** WHAT TO PRODUCE **
Reproduce all of the data word for word.

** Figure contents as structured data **

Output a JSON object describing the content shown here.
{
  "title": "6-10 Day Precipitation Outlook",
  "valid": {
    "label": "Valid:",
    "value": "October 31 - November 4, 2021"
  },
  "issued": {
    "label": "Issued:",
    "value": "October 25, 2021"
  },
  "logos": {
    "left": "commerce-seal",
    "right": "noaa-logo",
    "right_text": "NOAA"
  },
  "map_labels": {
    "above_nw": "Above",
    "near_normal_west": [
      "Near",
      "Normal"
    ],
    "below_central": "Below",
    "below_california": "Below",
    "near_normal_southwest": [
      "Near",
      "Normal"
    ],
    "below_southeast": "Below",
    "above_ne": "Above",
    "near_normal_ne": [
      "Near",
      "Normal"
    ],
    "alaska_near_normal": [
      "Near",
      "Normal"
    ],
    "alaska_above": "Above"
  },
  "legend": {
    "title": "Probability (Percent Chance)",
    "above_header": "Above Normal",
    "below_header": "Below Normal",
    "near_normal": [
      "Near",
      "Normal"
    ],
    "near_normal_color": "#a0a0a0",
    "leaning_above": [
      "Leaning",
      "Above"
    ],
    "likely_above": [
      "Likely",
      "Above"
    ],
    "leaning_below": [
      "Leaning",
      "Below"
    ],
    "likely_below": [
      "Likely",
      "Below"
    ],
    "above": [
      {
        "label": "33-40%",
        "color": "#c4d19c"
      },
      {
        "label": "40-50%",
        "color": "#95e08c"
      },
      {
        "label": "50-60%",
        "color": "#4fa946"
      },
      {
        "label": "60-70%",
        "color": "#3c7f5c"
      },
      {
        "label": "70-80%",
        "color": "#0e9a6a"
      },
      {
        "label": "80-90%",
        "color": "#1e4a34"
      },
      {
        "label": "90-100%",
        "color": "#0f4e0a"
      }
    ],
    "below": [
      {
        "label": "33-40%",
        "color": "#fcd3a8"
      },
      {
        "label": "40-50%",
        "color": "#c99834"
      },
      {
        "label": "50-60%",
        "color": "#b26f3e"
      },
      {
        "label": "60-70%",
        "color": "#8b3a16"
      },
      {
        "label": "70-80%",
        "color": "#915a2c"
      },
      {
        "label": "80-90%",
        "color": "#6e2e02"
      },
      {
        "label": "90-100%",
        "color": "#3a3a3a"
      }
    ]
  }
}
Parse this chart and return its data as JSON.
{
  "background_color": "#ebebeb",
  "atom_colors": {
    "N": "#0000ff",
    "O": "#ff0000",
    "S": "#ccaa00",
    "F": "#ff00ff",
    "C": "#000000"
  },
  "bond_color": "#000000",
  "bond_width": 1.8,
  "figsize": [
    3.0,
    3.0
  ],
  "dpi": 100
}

** WORKED ANSWER **
Output a JSON object describing the content shown here.
{
  "title": "6-10 Day Precipitation Outlook",
  "valid": {
    "label": "Valid:",
    "value": "October 31 - November 4, 2021"
  },
  "issued": {
    "label": "Issued:",
    "value": "October 25, 2021"
  },
  "logos": {
    "left": "commerce-seal",
    "right": "noaa-logo",
    "right_text": "NOAA"
  },
  "map_labels": {
    "above_nw": "Above",
    "near_normal_west": [
      "Near",
      "Normal"
    ],
    "below_central": "Below",
    "below_california": "Below",
    "near_normal_southwest": [
      "Near",
      "Normal"
    ],
    "below_southeast": "Below",
    "above_ne": "Above",
    "near_normal_ne": [
      "Near",
      "Normal"
    ],
    "alaska_near_normal": [
      "Near",
      "Normal"
    ],
    "alaska_above": "Above"
  },
  "legend": {
    "title": "Probability (Percent Chance)",
    "above_header": "Above Normal",
    "below_header": "Below Normal",
    "near_normal": [
      "Near",
      "Normal"
    ],
    "near_normal_color": "#a0a0a0",
    "leaning_above": [
      "Leaning",
      "Above"
    ],
    "likely_above": [
      "Likely",
      "Above"
    ],
    "leaning_below": [
      "Leaning",
      "Below"
    ],
    "likely_below": [
      "Likely",
      "Below"
    ],
    "above": [
      {
        "label": "33-40%",
        "color": "#c4d19c"
      },
      {
        "label": "40-50%",
        "color": "#95e08c"
      },
      {
        "label": "50-60%",
        "color": "#4fa946"
      },
      {
        "label": "60-70%",
        "color": "#3c7f5c"
      },
      {
        "label": "70-80%",
        "color": "#0e9a6a"
      },
      {
        "label": "80-90%",
        "color": "#1e4a34"
      },
      {
        "label": "90-100%",
        "color": "#0f4e0a"
      }
    ],
    "below": [
      {
        "label": "33-40%",
        "color": "#fcd3a8"
      },
      {
        "label": "40-50%",
        "color": "#c99834"
      },
      {
        "label": "50-60%",
        "color": "#b26f3e"
      },
      {
        "label": "60-70%",
        "color": "#8b3a16"
      },
      {
        "label": "70-80%",
        "color": "#915a2c"
      },
      {
        "label": "80-90%",
        "color": "#6e2e02"
      },
      {
        "label": "90-100%",
        "color": "#3a3a3a"
      }
    ]
  }
}
Parse this chart and return its data as JSON.
{
  "background_color": "#ebebeb",
  "atom_colors": {
    "N": "#0000ff",
    "O": "#ff0000",
    "S": "#ccaa00",
    "F": "#ff00ff",
    "C": "#000000"
  },
  "bond_color": "#000000",
  "bond_width": 1.8,
  "figsize": [
    3.0,
    3.0
  ],
  "dpi": 100
}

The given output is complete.